Task objective
Every line of the listing must be reproduced as it stands. Leave the images behind.

Raw records
* * * * * * *
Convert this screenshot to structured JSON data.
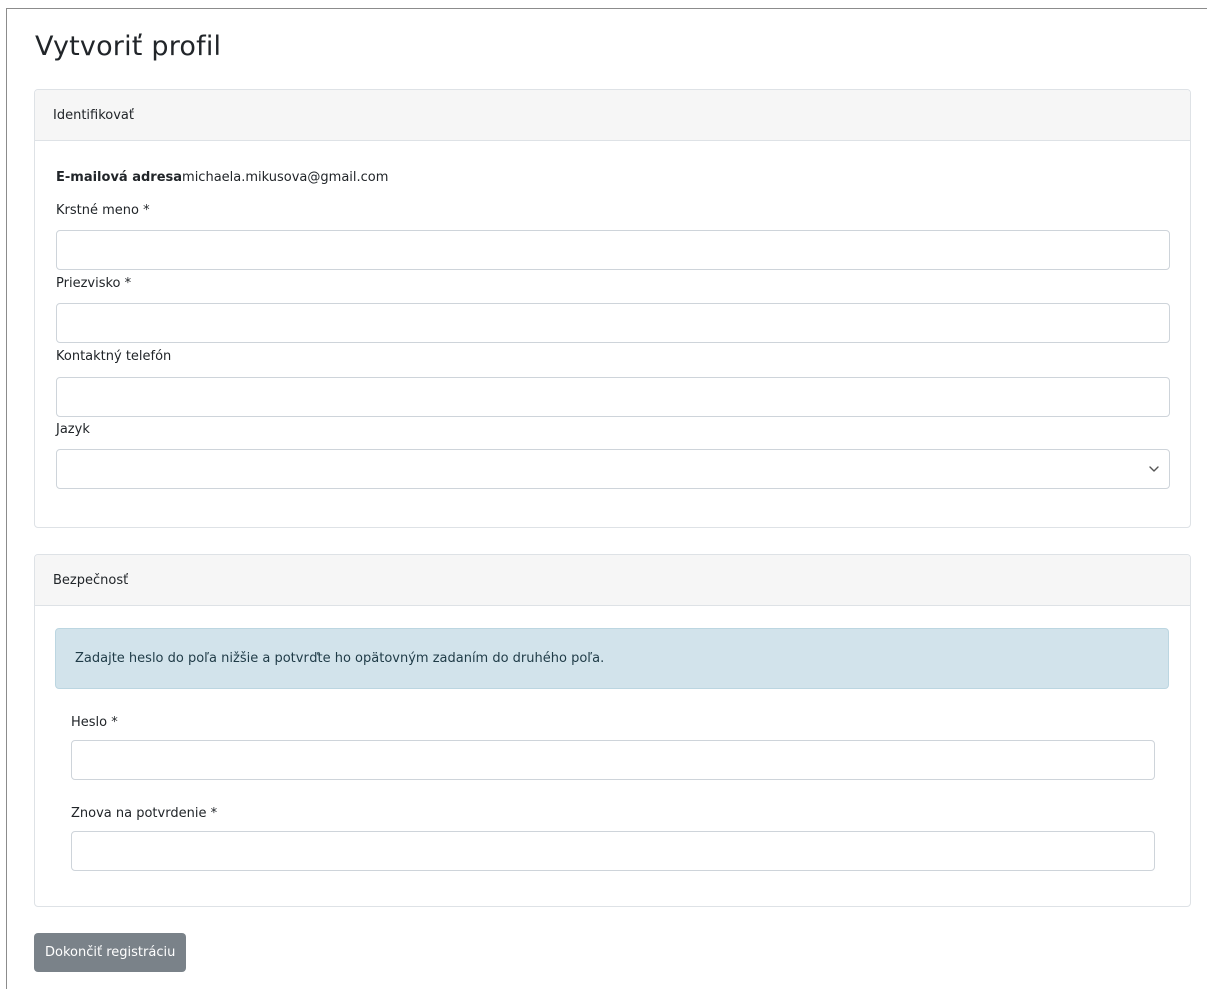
{
  "page": {
    "title": "Vytvoriť profil"
  },
  "identify": {
    "header": "Identifikovať",
    "email_label": "E-mailová adresa",
    "email_value": "michaela.mikusova@gmail.com",
    "first_name": {
      "label": "Krstné meno *",
      "value": ""
    },
    "last_name": {
      "label": "Priezvisko *",
      "value": ""
    },
    "phone": {
      "label": "Kontaktný telefón",
      "value": ""
    },
    "language": {
      "label": "Jazyk",
      "value": ""
    }
  },
  "security": {
    "header": "Bezpečnosť",
    "info": "Zadajte heslo do poľa nižšie a potvrďte ho opätovným zadaním do druhého poľa.",
    "password": {
      "label": "Heslo *",
      "value": ""
    },
    "confirm": {
      "label": "Znova na potvrdenie *",
      "value": ""
    }
  },
  "actions": {
    "submit_label": "Dokončiť registráciu"
  },
  "icons": {
    "select_arrow": "chevron-down-icon"
  },
  "colors": {
    "button_bg": "#6c757d",
    "alert_bg": "#d2e3eb",
    "card_header_bg": "#f6f6f6"
  }
}
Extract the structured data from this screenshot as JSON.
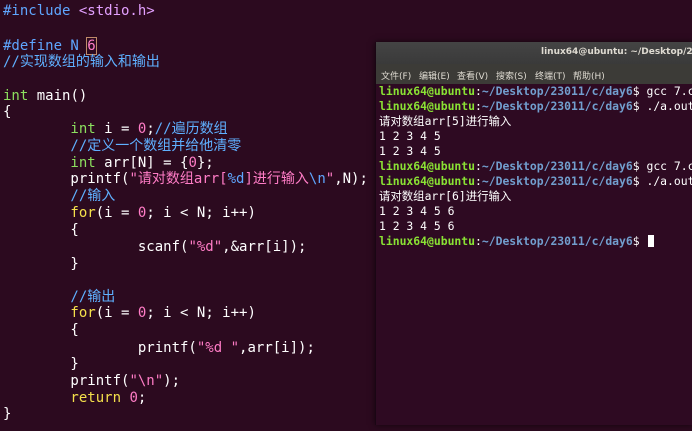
{
  "editor": {
    "l1": {
      "a": "#include ",
      "b": "<stdio.h>"
    },
    "l2": {
      "a": "#define N ",
      "b": "6"
    },
    "l3": "//实现数组的输入和输出",
    "l4": {
      "a": "int",
      "b": " main()"
    },
    "l5": "{",
    "l6": {
      "a": "        int",
      "b": " i = ",
      "c": "0",
      "d": ";",
      "e": "//遍历数组"
    },
    "l7": "        //定义一个数组并给他清零",
    "l8": {
      "a": "        int",
      "b": " arr[N] = {",
      "c": "0",
      "d": "};"
    },
    "l9": {
      "a": "        printf(",
      "b": "\"请对数组arr[",
      "c": "%d",
      "d": "]进行输入",
      "e": "\\n",
      "f": "\"",
      "g": ",N);"
    },
    "l10": "        //输入",
    "l11": {
      "a": "        for",
      "b": "(i = ",
      "c": "0",
      "d": "; i < N; i++)"
    },
    "l12": "        {",
    "l13": {
      "a": "                scanf(",
      "b": "\"%d\"",
      "c": ",&arr[i]);"
    },
    "l14": "        }",
    "l15": "        //输出",
    "l16": {
      "a": "        for",
      "b": "(i = ",
      "c": "0",
      "d": "; i < N; i++)"
    },
    "l17": "        {",
    "l18": {
      "a": "                printf(",
      "b": "\"%d \"",
      "c": ",arr[i]);"
    },
    "l19": "        }",
    "l20": {
      "a": "        printf(",
      "b": "\"\\n\"",
      "c": ");"
    },
    "l21": {
      "a": "        return",
      "b": " ",
      "c": "0",
      "d": ";"
    },
    "l22": "}"
  },
  "terminal": {
    "title": "linux64@ubuntu: ~/Desktop/2301",
    "menu": [
      "文件(F)",
      "编辑(E)",
      "查看(V)",
      "搜索(S)",
      "终端(T)",
      "帮助(H)"
    ],
    "prompt_user": "linux64@ubuntu",
    "prompt_sep": ":",
    "prompt_path": "~/Desktop/23011/c/day6",
    "lines": [
      {
        "cmd": "$ gcc 7.c"
      },
      {
        "cmd": "$ ./a.out"
      },
      {
        "out": "请对数组arr[5]进行输入"
      },
      {
        "out": "1 2 3 4 5"
      },
      {
        "out": "1 2 3 4 5"
      },
      {
        "cmd": "$ gcc 7.c"
      },
      {
        "cmd": "$ ./a.out"
      },
      {
        "out": "请对数组arr[6]进行输入"
      },
      {
        "out": "1 2 3 4 5 6"
      },
      {
        "out": "1 2 3 4 5 6"
      },
      {
        "cmd": "$ "
      }
    ]
  },
  "colors": {
    "editor_bg": "#2c0a1f",
    "terminal_bg": "#2e0a22",
    "prompt_user": "#8ae234",
    "prompt_path": "#729fcf",
    "preprocessor": "#5fa6ff",
    "type": "#8ce05f",
    "keyword": "#f4e04b",
    "number_string": "#ff7cc6"
  }
}
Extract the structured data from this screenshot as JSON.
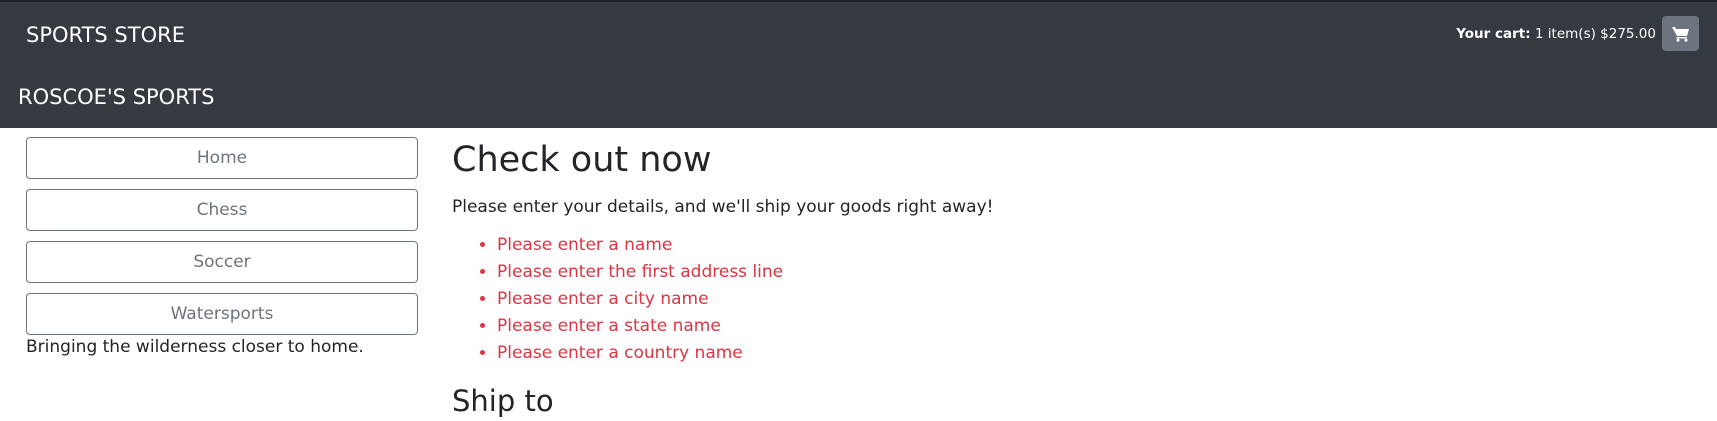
{
  "navbar": {
    "brand": "SPORTS STORE",
    "cart_label": "Your cart:",
    "cart_summary": "1 item(s) $275.00",
    "cart_icon": "shopping-cart-icon"
  },
  "store": {
    "name": "ROSCOE'S SPORTS"
  },
  "sidebar": {
    "categories": [
      "Home",
      "Chess",
      "Soccer",
      "Watersports"
    ],
    "tagline": "Bringing the wilderness closer to home."
  },
  "main": {
    "heading": "Check out now",
    "lead": "Please enter your details, and we'll ship your goods right away!",
    "errors": [
      "Please enter a name",
      "Please enter the first address line",
      "Please enter a city name",
      "Please enter a state name",
      "Please enter a country name"
    ],
    "ship_heading": "Ship to"
  },
  "colors": {
    "navbar_bg": "#343a40",
    "error_text": "#dc3545",
    "outline_button": "#6c757d"
  }
}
* * * * * * *
Complete answer
Convert this screenshot to structured JSON data.
{
  "page": {
    "title": "Vytvoriť profil"
  },
  "identify": {
    "header": "Identifikovať",
    "email_label": "E-mailová adresa",
    "email_value": "michaela.mikusova@gmail.com",
    "first_name": {
      "label": "Krstné meno *",
      "value": ""
    },
    "last_name": {
      "label": "Priezvisko *",
      "value": ""
    },
    "phone": {
      "label": "Kontaktný telefón",
      "value": ""
    },
    "language": {
      "label": "Jazyk",
      "value": ""
    }
  },
  "security": {
    "header": "Bezpečnosť",
    "info": "Zadajte heslo do poľa nižšie a potvrďte ho opätovným zadaním do druhého poľa.",
    "password": {
      "label": "Heslo *",
      "value": ""
    },
    "confirm": {
      "label": "Znova na potvrdenie *",
      "value": ""
    }
  },
  "actions": {
    "submit_label": "Dokončiť registráciu"
  },
  "icons": {
    "select_arrow": "chevron-down-icon"
  },
  "colors": {
    "button_bg": "#6c757d",
    "alert_bg": "#d2e3eb",
    "card_header_bg": "#f6f6f6"
  }
}
Extract the structured data from this screenshot as JSON.
{
  "editor": {
    "l1": {
      "a": "#include ",
      "b": "<stdio.h>"
    },
    "l2": {
      "a": "#define N ",
      "b": "6"
    },
    "l3": "//实现数组的输入和输出",
    "l4": {
      "a": "int",
      "b": " main()"
    },
    "l5": "{",
    "l6": {
      "a": "        int",
      "b": " i = ",
      "c": "0",
      "d": ";",
      "e": "//遍历数组"
    },
    "l7": "        //定义一个数组并给他清零",
    "l8": {
      "a": "        int",
      "b": " arr[N] = {",
      "c": "0",
      "d": "};"
    },
    "l9": {
      "a": "        printf(",
      "b": "\"请对数组arr[",
      "c": "%d",
      "d": "]进行输入",
      "e": "\\n",
      "f": "\"",
      "g": ",N);"
    },
    "l10": "        //输入",
    "l11": {
      "a": "        for",
      "b": "(i = ",
      "c": "0",
      "d": "; i < N; i++)"
    },
    "l12": "        {",
    "l13": {
      "a": "                scanf(",
      "b": "\"%d\"",
      "c": ",&arr[i]);"
    },
    "l14": "        }",
    "l15": "        //输出",
    "l16": {
      "a": "        for",
      "b": "(i = ",
      "c": "0",
      "d": "; i < N; i++)"
    },
    "l17": "        {",
    "l18": {
      "a": "                printf(",
      "b": "\"%d \"",
      "c": ",arr[i]);"
    },
    "l19": "        }",
    "l20": {
      "a": "        printf(",
      "b": "\"\\n\"",
      "c": ");"
    },
    "l21": {
      "a": "        return",
      "b": " ",
      "c": "0",
      "d": ";"
    },
    "l22": "}"
  },
  "terminal": {
    "title": "linux64@ubuntu: ~/Desktop/2301",
    "menu": [
      "文件(F)",
      "编辑(E)",
      "查看(V)",
      "搜索(S)",
      "终端(T)",
      "帮助(H)"
    ],
    "prompt_user": "linux64@ubuntu",
    "prompt_sep": ":",
    "prompt_path": "~/Desktop/23011/c/day6",
    "lines": [
      {
        "cmd": "$ gcc 7.c"
      },
      {
        "cmd": "$ ./a.out"
      },
      {
        "out": "请对数组arr[5]进行输入"
      },
      {
        "out": "1 2 3 4 5"
      },
      {
        "out": "1 2 3 4 5"
      },
      {
        "cmd": "$ gcc 7.c"
      },
      {
        "cmd": "$ ./a.out"
      },
      {
        "out": "请对数组arr[6]进行输入"
      },
      {
        "out": "1 2 3 4 5 6"
      },
      {
        "out": "1 2 3 4 5 6"
      },
      {
        "cmd": "$ "
      }
    ]
  },
  "colors": {
    "editor_bg": "#2c0a1f",
    "terminal_bg": "#2e0a22",
    "prompt_user": "#8ae234",
    "prompt_path": "#729fcf",
    "preprocessor": "#5fa6ff",
    "type": "#8ce05f",
    "keyword": "#f4e04b",
    "number_string": "#ff7cc6"
  }
}
Extract the structured data from this screenshot as JSON.
{
  "navbar": {
    "brand": "SPORTS STORE",
    "cart_label": "Your cart:",
    "cart_summary": "1 item(s) $275.00",
    "cart_icon": "shopping-cart-icon"
  },
  "store": {
    "name": "ROSCOE'S SPORTS"
  },
  "sidebar": {
    "categories": [
      "Home",
      "Chess",
      "Soccer",
      "Watersports"
    ],
    "tagline": "Bringing the wilderness closer to home."
  },
  "main": {
    "heading": "Check out now",
    "lead": "Please enter your details, and we'll ship your goods right away!",
    "errors": [
      "Please enter a name",
      "Please enter the first address line",
      "Please enter a city name",
      "Please enter a state name",
      "Please enter a country name"
    ],
    "ship_heading": "Ship to"
  },
  "colors": {
    "navbar_bg": "#343a40",
    "error_text": "#dc3545",
    "outline_button": "#6c757d"
  }
}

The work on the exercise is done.